>>>>>
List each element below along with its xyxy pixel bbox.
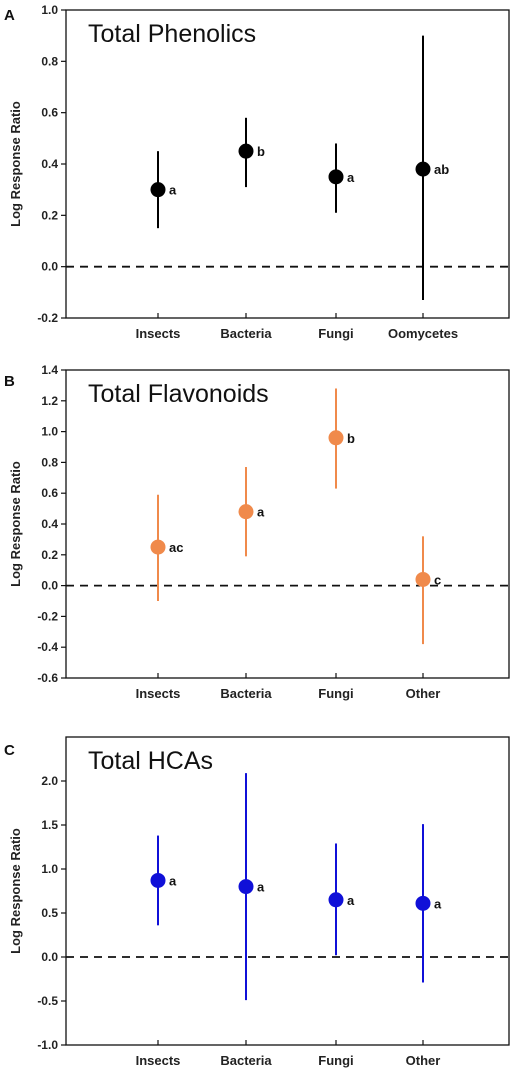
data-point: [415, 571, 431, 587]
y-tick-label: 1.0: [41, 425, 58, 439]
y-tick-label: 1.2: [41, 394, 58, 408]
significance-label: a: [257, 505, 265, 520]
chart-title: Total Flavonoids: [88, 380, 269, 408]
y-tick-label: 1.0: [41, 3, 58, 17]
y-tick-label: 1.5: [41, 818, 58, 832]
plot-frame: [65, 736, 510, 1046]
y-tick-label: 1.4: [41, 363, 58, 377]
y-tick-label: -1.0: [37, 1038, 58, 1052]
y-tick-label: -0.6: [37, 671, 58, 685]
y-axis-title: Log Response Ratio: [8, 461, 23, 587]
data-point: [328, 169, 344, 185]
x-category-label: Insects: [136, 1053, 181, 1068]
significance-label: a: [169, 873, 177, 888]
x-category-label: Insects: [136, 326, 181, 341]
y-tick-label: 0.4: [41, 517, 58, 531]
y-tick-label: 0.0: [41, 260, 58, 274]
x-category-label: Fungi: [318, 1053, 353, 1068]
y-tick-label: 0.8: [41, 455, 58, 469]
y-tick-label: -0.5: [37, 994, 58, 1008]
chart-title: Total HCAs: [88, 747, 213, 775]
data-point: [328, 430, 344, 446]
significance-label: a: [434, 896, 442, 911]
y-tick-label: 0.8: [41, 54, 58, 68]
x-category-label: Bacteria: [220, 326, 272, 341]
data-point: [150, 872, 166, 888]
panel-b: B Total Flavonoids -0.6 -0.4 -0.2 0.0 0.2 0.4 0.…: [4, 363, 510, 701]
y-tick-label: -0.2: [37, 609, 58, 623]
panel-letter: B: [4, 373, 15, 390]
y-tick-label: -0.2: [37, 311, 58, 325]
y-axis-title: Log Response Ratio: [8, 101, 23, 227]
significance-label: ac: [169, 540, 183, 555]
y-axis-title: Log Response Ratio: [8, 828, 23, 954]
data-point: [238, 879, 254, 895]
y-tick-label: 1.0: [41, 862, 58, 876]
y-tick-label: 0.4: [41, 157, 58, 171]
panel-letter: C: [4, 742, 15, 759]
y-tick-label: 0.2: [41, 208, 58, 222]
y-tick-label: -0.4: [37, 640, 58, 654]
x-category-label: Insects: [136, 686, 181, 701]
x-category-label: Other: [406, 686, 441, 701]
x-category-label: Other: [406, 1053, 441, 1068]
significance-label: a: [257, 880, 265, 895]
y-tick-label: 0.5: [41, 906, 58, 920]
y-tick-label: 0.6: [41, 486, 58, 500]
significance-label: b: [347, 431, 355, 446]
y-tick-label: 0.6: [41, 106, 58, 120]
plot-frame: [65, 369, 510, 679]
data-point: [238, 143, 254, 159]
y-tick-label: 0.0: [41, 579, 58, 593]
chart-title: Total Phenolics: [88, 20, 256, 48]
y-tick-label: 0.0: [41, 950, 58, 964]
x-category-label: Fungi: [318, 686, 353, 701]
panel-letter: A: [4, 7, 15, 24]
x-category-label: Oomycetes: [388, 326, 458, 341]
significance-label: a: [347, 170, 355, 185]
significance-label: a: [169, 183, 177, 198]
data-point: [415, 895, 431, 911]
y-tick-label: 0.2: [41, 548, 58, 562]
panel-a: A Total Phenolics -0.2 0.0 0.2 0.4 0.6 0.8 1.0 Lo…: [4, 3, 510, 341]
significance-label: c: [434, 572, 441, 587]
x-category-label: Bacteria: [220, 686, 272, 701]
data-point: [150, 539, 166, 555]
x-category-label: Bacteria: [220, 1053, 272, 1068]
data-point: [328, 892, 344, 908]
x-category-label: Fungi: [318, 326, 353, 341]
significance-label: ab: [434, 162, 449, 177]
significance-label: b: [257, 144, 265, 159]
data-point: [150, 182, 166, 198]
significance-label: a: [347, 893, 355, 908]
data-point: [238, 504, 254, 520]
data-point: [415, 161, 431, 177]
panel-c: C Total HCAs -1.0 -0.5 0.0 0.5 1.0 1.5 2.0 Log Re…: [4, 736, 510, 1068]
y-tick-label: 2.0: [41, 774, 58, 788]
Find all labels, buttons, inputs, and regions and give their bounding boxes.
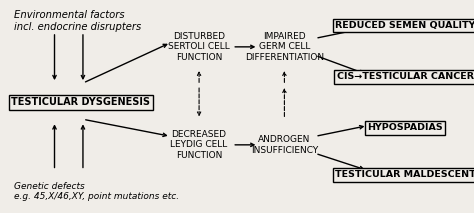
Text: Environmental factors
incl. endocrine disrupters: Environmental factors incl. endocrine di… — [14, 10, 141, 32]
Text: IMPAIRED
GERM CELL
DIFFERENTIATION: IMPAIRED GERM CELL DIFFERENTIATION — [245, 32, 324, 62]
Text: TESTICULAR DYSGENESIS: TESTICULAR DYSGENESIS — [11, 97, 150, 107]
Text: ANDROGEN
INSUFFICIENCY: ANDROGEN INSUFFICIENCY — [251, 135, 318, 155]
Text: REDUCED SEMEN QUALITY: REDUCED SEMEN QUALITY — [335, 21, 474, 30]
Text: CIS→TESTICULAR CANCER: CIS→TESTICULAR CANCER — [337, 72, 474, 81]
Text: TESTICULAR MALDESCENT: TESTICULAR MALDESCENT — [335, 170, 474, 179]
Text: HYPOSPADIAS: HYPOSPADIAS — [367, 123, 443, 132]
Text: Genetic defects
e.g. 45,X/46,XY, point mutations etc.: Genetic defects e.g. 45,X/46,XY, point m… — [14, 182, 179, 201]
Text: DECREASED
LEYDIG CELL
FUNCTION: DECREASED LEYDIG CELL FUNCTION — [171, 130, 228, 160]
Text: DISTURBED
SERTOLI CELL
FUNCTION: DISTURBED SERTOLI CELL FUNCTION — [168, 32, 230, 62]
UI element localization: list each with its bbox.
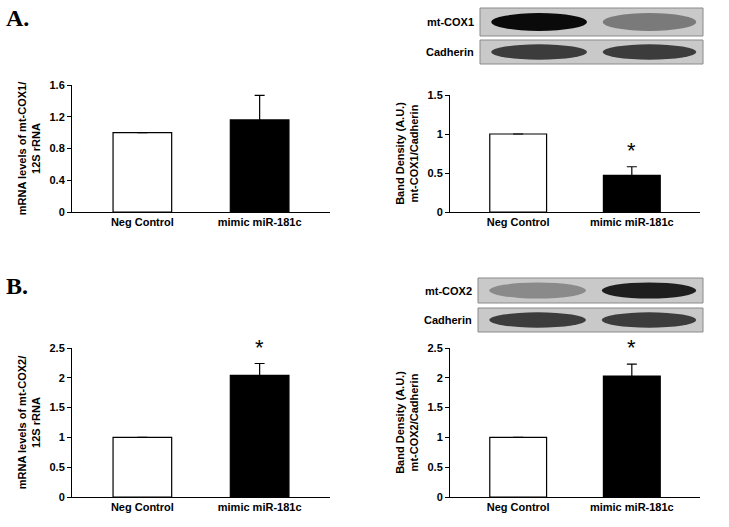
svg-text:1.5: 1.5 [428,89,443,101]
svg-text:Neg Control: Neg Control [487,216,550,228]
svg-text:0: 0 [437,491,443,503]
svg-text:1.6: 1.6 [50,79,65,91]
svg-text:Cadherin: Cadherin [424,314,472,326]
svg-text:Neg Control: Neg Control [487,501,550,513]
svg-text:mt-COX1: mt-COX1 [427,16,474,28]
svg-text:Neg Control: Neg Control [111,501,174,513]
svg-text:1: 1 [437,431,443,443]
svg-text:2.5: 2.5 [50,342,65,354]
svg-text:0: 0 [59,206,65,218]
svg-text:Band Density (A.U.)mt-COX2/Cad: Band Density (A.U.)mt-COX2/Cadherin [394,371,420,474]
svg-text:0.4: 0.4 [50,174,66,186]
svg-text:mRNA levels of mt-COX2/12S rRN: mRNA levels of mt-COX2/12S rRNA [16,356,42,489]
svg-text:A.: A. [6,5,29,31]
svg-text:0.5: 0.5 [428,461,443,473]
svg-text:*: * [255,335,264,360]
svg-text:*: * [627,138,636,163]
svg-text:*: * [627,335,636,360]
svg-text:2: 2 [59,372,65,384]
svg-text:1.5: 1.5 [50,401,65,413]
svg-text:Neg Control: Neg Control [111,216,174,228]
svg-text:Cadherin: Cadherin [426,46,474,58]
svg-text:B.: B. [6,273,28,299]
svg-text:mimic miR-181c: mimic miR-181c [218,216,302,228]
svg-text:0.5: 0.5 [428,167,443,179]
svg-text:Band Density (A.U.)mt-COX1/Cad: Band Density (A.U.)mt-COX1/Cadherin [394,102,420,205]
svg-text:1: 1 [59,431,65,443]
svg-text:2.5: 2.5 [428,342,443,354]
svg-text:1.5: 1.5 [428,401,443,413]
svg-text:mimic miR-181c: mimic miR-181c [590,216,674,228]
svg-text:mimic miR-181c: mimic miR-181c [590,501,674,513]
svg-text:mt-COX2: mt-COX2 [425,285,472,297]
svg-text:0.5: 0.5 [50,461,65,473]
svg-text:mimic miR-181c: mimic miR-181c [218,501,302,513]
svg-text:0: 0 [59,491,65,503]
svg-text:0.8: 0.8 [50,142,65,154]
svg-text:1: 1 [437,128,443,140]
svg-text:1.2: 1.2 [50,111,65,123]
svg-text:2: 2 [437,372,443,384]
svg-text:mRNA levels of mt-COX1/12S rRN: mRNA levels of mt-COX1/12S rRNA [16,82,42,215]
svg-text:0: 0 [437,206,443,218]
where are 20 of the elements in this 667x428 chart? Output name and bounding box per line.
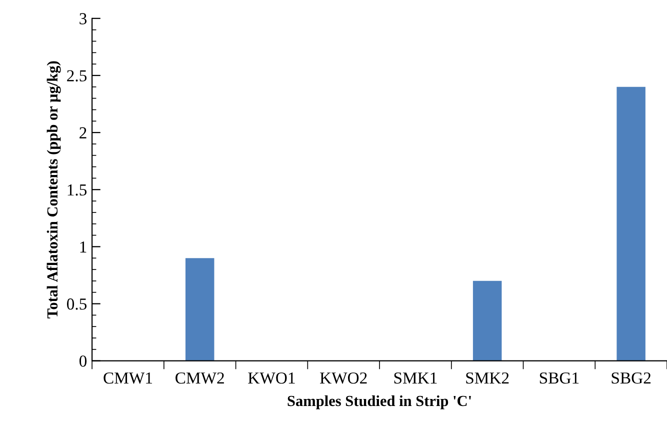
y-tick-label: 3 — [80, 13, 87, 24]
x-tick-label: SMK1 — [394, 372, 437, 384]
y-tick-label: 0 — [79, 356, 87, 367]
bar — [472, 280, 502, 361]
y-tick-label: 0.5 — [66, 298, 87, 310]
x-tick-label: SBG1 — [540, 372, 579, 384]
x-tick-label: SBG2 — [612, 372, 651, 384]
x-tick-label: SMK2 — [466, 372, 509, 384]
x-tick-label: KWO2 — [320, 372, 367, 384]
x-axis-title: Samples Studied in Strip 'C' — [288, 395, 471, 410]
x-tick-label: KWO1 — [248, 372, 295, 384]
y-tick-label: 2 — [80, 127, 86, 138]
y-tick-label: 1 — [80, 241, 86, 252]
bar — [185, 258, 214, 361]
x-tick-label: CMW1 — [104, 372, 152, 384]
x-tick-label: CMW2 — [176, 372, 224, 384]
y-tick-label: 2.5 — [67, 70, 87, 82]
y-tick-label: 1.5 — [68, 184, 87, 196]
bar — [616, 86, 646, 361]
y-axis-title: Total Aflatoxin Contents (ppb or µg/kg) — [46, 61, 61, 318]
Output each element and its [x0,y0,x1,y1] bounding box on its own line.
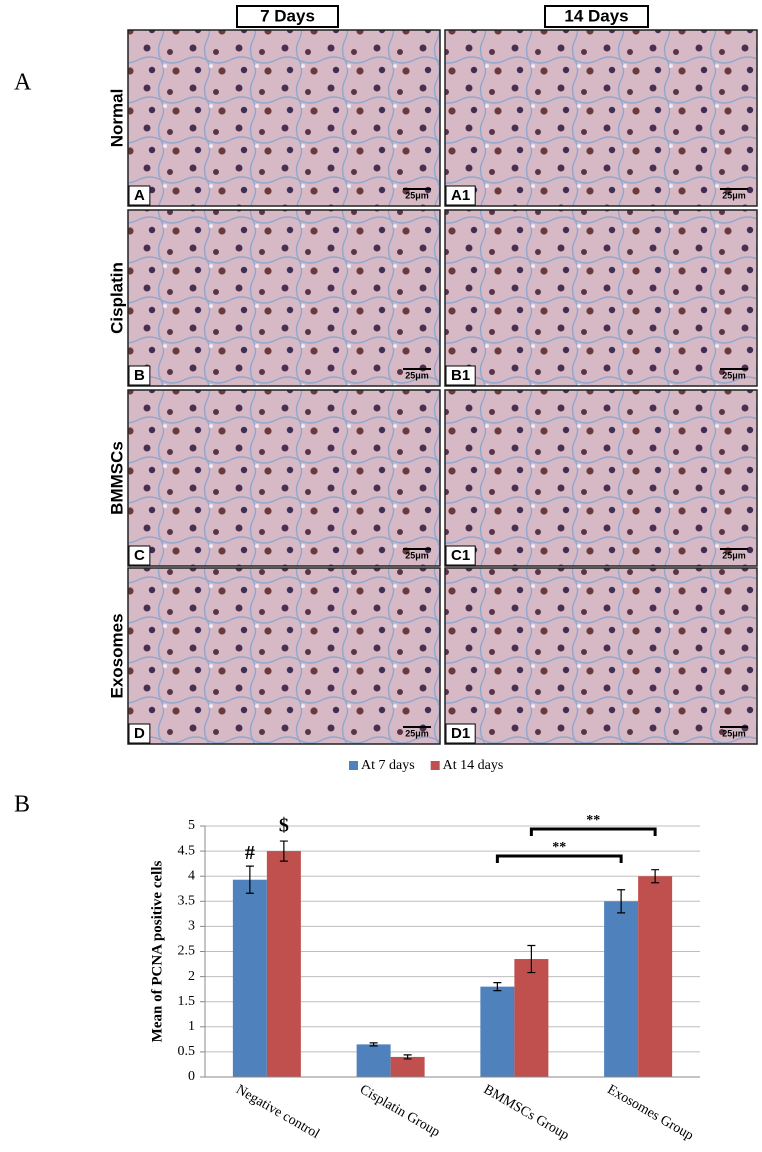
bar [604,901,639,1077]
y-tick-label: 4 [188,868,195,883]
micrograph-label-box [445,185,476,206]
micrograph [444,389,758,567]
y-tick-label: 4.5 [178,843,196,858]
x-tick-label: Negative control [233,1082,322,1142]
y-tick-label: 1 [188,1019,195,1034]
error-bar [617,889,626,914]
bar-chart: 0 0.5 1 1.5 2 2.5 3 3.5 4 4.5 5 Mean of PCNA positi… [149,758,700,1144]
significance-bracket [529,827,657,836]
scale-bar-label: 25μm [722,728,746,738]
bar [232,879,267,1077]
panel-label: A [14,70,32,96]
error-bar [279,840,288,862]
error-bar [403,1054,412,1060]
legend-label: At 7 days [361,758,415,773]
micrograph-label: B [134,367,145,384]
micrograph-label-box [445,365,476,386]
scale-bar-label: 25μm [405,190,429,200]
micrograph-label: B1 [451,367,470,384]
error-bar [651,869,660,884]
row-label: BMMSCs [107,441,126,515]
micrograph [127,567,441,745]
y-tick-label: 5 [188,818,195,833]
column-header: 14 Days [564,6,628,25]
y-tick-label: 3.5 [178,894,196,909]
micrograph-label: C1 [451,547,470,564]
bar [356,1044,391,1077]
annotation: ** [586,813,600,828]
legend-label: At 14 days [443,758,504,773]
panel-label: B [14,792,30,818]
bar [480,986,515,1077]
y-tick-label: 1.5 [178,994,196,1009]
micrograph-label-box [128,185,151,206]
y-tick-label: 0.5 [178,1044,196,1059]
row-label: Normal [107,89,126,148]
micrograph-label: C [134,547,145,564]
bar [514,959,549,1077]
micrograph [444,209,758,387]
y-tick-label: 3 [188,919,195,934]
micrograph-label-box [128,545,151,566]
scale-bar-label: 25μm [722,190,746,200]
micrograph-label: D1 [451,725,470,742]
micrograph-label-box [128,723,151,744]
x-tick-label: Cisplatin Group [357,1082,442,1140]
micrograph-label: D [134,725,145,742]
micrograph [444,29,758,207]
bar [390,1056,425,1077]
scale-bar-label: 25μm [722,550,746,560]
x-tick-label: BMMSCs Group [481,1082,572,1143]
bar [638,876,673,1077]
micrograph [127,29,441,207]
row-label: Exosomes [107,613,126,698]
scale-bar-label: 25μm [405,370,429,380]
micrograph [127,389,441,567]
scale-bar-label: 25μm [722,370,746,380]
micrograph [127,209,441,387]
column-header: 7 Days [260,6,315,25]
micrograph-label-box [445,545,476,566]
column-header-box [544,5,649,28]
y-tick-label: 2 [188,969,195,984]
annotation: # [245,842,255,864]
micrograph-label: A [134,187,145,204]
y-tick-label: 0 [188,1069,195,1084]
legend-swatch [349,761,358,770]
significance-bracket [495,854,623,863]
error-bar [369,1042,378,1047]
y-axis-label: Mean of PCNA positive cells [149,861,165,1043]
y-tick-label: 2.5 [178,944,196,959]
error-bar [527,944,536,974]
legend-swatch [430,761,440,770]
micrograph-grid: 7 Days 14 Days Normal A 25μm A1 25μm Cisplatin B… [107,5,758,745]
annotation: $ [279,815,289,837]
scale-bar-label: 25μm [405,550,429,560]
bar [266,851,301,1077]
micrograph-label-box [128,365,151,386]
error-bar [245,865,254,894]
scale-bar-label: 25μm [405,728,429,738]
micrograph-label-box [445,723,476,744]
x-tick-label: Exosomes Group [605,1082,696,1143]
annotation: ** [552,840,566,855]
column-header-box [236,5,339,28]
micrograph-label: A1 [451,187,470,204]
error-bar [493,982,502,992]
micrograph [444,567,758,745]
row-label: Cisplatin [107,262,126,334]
<<<<<
> [TASK GOAL]
Scan the listing above and copy all lines containing the word "swatch".

> [THE ANSWER]
legend-swatch [349,761,358,770]
legend-swatch [430,761,440,770]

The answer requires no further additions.